- EXERCISE REQUIREMENTS
Write out each line in which the string "Bridging" is present.

---*---

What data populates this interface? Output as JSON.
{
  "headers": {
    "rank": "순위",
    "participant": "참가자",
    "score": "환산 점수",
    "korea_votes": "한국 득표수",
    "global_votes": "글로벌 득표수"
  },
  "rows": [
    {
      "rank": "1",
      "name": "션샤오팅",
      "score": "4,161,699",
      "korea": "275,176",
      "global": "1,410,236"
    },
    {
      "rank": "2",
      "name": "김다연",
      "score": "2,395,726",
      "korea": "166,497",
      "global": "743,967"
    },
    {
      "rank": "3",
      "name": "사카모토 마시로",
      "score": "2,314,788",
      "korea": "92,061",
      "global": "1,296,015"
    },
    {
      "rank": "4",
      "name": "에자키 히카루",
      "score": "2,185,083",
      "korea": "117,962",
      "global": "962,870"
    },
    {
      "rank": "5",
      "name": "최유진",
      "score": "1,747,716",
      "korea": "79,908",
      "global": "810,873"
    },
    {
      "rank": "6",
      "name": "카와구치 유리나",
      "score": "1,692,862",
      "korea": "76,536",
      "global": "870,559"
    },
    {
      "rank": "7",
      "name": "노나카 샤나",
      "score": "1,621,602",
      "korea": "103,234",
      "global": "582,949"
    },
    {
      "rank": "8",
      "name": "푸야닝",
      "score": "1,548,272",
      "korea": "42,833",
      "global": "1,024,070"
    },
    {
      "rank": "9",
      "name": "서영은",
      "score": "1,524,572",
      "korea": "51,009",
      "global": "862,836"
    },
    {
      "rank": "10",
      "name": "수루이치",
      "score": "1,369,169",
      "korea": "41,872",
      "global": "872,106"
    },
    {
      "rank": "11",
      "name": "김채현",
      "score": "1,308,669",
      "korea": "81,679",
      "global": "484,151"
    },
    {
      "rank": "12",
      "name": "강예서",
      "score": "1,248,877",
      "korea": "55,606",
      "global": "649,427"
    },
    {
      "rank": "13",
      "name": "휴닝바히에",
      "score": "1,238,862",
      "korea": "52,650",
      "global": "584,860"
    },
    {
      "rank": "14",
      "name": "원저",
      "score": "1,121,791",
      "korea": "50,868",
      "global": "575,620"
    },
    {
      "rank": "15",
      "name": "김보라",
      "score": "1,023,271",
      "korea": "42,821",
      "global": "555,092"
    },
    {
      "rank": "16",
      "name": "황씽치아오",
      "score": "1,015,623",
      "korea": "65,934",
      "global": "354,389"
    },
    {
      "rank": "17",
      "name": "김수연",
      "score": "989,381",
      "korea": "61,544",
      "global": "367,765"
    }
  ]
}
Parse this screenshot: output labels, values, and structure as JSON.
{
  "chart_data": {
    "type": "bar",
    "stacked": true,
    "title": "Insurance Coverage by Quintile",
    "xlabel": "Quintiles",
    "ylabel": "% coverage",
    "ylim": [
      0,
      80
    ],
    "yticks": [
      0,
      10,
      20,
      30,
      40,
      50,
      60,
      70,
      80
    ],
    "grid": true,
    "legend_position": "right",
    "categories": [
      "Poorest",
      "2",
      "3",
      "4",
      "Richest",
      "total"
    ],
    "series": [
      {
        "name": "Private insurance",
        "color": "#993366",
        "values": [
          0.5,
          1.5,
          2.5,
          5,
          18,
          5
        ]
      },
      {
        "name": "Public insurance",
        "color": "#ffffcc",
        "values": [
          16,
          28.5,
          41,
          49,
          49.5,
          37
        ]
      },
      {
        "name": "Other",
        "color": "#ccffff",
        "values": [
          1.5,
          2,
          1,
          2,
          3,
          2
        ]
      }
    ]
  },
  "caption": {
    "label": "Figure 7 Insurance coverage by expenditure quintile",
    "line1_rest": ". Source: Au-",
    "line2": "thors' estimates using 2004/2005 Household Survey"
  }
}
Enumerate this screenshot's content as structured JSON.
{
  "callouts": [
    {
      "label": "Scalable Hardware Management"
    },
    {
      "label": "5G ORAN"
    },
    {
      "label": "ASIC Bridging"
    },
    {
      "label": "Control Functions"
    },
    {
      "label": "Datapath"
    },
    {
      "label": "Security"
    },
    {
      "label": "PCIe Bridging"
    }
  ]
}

---*---

- RESPONSE FOR THIS EXERCISE
      "label": "ASIC Bridging"
      "label": "PCIe Bridging"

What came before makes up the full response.